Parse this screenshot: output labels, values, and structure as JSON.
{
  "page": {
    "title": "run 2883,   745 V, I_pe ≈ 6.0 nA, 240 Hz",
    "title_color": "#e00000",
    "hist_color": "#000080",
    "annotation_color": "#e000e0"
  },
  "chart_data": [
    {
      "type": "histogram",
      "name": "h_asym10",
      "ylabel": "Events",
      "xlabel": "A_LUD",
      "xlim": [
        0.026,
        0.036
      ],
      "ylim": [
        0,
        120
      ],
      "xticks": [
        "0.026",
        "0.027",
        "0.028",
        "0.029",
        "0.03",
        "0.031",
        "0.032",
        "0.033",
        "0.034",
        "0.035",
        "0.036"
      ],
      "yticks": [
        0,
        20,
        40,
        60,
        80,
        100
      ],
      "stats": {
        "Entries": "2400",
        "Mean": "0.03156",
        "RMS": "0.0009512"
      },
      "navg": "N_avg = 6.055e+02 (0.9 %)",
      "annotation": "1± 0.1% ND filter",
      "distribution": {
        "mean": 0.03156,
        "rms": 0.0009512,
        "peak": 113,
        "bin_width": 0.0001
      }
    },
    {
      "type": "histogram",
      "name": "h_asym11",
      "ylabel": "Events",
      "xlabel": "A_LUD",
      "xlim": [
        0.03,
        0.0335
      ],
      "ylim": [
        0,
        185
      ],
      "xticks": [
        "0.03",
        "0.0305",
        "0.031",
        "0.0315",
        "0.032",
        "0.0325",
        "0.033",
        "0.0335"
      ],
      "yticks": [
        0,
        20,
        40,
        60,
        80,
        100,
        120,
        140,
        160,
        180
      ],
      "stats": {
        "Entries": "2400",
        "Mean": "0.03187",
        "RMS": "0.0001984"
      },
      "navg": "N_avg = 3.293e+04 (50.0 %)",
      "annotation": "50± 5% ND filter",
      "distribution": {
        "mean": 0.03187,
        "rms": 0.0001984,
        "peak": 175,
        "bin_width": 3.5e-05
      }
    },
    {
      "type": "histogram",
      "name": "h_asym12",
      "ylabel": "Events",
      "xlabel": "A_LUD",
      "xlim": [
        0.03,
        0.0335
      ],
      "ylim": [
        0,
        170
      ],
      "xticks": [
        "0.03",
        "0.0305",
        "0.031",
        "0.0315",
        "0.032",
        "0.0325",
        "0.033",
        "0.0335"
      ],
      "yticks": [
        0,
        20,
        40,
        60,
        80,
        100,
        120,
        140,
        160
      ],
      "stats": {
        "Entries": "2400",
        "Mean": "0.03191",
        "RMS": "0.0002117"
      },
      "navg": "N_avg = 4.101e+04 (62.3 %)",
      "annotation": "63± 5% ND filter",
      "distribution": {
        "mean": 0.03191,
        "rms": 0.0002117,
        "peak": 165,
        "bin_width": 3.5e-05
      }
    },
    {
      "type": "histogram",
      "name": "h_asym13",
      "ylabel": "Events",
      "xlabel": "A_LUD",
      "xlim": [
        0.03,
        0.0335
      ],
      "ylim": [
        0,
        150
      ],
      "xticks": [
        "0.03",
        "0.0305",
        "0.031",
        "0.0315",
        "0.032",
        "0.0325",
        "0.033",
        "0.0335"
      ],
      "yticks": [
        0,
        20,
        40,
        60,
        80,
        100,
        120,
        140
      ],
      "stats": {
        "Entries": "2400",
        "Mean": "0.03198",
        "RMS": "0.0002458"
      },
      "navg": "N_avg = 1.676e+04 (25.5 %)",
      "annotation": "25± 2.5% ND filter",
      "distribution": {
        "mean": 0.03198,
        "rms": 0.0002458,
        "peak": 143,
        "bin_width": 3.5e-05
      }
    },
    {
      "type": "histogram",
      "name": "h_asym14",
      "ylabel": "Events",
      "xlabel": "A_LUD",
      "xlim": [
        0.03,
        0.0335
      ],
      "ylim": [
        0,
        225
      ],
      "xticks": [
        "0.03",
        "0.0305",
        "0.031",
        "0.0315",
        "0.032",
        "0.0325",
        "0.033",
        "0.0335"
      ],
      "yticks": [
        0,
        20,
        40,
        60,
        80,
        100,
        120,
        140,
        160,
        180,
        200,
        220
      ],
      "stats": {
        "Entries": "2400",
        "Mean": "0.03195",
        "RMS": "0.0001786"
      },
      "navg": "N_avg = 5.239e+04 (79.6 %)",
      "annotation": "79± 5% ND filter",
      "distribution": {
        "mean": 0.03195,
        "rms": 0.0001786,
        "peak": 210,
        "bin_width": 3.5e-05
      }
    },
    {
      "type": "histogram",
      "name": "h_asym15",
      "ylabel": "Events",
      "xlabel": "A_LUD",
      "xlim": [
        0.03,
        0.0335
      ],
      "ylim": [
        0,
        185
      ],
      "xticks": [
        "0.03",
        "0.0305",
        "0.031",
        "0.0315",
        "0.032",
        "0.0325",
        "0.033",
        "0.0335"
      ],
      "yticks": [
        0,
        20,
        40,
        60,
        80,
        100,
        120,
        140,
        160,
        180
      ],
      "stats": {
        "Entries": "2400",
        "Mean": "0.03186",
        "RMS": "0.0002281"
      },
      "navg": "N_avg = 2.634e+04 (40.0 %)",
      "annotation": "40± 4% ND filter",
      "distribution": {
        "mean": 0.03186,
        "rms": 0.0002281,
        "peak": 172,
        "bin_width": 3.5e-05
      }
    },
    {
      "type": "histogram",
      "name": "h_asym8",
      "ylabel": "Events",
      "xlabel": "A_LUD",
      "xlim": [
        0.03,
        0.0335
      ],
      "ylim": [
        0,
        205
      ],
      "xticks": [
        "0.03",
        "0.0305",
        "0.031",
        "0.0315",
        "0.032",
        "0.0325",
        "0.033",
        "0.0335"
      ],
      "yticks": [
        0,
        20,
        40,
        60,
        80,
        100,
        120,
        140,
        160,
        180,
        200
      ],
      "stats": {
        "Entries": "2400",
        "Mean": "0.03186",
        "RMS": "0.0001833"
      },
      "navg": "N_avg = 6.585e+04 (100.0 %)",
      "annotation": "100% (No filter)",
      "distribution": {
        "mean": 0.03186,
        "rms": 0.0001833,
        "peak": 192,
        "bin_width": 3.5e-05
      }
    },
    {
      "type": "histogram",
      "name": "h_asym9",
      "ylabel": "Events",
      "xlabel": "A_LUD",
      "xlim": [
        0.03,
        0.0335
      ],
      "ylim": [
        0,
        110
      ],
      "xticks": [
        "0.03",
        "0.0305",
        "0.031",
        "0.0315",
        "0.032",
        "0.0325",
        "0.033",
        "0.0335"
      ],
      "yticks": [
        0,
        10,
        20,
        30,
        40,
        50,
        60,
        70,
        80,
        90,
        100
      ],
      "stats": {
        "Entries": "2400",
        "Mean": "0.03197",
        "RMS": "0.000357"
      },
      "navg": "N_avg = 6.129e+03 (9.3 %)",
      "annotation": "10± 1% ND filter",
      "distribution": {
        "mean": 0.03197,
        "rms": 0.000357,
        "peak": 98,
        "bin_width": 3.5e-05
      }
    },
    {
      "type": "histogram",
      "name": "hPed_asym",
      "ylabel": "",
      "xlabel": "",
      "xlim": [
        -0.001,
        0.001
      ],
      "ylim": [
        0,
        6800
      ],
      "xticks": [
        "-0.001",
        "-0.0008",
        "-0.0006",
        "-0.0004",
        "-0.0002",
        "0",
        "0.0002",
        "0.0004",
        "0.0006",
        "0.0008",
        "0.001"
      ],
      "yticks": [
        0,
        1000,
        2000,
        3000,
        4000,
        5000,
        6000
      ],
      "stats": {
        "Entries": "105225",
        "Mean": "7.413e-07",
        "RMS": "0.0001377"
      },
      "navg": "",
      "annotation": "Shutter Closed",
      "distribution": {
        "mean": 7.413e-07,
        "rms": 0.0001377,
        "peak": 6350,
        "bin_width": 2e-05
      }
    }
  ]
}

* * *

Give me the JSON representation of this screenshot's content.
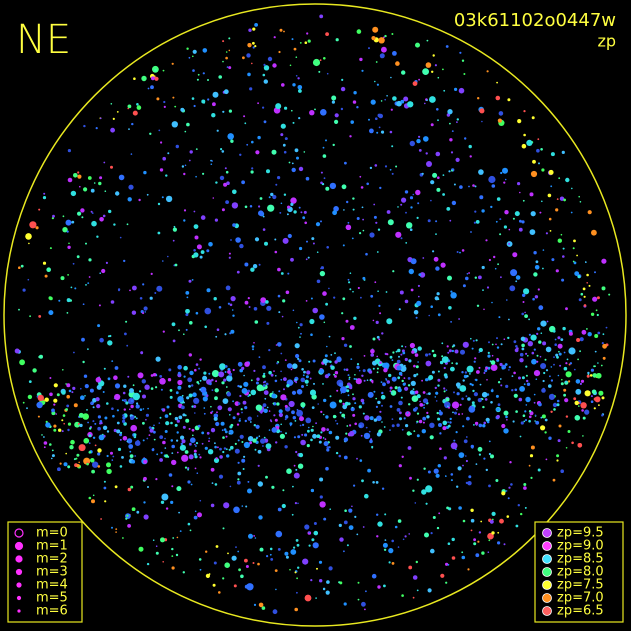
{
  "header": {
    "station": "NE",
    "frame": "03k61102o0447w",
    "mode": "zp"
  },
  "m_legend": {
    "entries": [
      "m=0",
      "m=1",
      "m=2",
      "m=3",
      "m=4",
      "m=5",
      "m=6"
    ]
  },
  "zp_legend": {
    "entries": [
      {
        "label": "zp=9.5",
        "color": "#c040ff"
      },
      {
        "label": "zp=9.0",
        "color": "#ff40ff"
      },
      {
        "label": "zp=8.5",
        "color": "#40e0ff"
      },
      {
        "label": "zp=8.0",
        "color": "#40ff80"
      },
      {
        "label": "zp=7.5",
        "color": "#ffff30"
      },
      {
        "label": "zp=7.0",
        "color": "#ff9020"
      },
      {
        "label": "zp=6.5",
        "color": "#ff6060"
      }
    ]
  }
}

* **GIVEN REQUEST**
List every line above that contains the word "navg".

* **RESULT OF THE TASK**
      "navg": "N_avg = 6.055e+02 (0.9 %)",
      "navg": "N_avg = 3.293e+04 (50.0 %)",
      "navg": "N_avg = 4.101e+04 (62.3 %)",
      "navg": "N_avg = 1.676e+04 (25.5 %)",
      "navg": "N_avg = 5.239e+04 (79.6 %)",
      "navg": "N_avg = 2.634e+04 (40.0 %)",
      "navg": "N_avg = 6.585e+04 (100.0 %)",
      "navg": "N_avg = 6.129e+03 (9.3 %)",
      "navg": "",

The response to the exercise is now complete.